# START OF Supplied data

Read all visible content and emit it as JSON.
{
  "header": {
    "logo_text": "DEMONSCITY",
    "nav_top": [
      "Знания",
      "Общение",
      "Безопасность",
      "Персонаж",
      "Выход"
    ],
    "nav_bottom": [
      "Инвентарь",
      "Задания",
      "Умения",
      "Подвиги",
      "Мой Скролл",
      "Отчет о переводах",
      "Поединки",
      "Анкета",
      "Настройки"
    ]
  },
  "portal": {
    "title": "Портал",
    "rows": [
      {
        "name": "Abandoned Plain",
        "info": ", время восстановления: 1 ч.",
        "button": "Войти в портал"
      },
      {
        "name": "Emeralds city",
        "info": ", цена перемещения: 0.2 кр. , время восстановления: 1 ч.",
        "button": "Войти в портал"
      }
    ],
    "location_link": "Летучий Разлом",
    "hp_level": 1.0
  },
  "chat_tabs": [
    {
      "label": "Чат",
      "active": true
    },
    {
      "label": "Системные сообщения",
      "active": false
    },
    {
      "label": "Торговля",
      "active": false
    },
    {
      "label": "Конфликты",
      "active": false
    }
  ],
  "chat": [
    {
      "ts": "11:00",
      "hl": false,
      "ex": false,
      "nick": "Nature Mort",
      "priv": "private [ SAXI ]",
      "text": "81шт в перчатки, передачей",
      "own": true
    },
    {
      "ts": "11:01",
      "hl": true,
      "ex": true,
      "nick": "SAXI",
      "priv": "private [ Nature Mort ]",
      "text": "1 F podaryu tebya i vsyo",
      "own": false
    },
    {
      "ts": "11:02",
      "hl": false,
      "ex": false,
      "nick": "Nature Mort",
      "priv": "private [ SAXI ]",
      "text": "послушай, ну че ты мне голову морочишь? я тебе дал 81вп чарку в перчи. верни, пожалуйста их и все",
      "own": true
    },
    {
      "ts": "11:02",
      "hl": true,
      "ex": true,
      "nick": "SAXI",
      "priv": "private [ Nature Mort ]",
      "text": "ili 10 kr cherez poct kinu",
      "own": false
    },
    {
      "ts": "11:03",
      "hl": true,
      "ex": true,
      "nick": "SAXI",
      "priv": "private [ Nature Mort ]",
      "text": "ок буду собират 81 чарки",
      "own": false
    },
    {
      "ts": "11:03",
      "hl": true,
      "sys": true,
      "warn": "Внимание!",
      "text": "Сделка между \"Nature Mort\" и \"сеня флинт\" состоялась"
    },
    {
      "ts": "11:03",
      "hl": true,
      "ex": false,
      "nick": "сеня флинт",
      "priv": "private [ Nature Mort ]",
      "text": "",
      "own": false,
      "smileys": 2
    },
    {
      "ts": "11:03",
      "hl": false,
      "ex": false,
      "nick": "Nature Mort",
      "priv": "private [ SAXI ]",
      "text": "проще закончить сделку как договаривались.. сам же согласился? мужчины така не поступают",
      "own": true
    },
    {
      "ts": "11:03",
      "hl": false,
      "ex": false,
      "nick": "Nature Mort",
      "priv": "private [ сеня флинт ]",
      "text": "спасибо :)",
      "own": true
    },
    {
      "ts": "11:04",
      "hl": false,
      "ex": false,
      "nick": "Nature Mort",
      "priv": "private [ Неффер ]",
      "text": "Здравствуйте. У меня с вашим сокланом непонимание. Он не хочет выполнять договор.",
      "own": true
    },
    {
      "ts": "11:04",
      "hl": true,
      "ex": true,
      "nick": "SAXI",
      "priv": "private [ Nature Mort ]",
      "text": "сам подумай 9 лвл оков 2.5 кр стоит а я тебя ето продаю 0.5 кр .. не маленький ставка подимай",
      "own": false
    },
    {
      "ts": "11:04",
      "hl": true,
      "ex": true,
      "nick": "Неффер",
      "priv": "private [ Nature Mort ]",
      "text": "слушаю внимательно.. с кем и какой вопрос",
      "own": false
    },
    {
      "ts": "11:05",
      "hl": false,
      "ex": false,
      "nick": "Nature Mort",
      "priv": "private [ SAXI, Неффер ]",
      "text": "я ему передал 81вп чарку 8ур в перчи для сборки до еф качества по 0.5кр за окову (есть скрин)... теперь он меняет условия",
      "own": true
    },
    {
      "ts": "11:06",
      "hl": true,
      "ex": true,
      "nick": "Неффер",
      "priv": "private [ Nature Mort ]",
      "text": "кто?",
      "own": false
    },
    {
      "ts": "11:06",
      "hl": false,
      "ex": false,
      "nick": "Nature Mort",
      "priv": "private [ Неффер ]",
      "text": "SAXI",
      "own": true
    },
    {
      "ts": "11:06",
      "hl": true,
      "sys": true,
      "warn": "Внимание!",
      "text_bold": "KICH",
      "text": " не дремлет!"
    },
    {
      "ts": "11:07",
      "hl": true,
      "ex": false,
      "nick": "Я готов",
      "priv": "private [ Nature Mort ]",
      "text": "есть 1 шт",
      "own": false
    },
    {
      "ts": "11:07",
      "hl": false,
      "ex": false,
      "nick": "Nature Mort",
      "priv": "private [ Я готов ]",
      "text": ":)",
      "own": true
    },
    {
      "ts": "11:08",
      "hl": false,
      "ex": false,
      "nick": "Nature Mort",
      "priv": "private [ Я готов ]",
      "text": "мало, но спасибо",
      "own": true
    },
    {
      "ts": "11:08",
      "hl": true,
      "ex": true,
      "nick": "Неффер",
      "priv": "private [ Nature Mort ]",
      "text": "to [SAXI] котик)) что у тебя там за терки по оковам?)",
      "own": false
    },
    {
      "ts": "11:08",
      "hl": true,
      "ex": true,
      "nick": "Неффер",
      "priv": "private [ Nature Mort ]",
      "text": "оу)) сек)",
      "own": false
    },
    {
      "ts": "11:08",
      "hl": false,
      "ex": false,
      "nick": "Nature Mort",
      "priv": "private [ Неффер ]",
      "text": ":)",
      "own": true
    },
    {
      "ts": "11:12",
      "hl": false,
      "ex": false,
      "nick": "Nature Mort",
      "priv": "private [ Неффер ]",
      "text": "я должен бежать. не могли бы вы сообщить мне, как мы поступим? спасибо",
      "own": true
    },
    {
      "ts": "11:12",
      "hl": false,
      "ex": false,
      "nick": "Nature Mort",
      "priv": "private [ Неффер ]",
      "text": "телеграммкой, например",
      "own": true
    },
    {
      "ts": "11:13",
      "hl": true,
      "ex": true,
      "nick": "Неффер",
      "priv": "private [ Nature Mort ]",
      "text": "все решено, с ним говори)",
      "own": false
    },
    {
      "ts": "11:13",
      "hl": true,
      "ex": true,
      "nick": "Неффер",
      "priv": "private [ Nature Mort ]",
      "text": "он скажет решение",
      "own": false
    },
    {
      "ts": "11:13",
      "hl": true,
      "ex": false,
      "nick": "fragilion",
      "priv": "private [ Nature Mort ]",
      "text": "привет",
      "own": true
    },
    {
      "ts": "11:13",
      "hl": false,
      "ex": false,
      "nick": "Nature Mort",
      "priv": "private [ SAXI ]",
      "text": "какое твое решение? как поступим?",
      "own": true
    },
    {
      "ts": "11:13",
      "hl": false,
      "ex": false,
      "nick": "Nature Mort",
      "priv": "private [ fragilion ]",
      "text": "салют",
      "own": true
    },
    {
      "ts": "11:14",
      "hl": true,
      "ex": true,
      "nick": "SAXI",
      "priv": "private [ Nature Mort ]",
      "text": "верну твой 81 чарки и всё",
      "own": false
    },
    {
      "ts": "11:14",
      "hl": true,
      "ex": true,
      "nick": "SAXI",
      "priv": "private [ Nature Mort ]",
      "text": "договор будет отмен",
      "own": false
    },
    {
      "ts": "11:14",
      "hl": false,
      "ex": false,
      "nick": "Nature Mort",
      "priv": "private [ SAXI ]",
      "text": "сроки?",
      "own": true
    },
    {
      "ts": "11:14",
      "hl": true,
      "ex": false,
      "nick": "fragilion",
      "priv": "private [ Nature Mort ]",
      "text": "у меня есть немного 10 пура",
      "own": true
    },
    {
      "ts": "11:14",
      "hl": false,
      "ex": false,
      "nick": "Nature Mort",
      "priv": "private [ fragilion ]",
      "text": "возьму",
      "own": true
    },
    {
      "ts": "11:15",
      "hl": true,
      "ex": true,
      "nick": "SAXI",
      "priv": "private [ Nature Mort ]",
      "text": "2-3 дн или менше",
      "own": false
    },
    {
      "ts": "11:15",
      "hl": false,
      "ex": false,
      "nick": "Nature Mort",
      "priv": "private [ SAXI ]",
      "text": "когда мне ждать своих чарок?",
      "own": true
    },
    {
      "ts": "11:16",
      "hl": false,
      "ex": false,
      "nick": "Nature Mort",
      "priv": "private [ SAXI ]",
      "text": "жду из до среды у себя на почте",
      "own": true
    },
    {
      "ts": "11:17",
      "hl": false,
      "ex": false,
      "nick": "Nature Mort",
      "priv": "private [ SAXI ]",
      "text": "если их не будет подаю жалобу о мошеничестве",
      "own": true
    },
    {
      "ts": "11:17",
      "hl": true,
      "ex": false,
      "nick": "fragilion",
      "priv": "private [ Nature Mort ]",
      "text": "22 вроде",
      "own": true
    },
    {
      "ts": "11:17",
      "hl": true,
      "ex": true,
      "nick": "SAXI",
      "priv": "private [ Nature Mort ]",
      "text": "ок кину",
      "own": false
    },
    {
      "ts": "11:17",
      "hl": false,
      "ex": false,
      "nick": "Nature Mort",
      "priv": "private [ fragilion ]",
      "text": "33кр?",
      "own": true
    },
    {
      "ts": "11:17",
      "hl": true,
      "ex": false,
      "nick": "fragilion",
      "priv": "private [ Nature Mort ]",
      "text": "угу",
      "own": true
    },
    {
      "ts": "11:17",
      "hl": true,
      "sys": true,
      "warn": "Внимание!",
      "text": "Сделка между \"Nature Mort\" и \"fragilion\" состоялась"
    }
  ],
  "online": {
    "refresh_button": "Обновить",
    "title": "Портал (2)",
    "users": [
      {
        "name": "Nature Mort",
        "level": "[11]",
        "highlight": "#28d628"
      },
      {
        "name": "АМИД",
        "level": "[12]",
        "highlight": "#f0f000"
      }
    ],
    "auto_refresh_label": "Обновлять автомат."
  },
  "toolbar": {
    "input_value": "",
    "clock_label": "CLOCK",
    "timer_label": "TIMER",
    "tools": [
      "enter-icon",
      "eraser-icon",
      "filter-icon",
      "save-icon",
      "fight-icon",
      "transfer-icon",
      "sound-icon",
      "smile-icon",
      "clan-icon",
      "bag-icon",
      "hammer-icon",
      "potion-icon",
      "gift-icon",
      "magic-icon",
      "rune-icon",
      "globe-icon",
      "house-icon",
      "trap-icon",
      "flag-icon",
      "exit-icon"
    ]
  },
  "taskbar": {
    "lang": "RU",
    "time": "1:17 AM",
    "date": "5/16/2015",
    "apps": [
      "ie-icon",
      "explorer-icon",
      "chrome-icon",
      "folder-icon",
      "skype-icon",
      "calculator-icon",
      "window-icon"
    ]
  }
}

# END OF Supplied data

*Problem requirements*. Select every line where the word "будет" occurs.

*Response to the task*.
      "text": "договор будет отмен",
      "text": "если их не будет подаю жалобу о мошеничестве",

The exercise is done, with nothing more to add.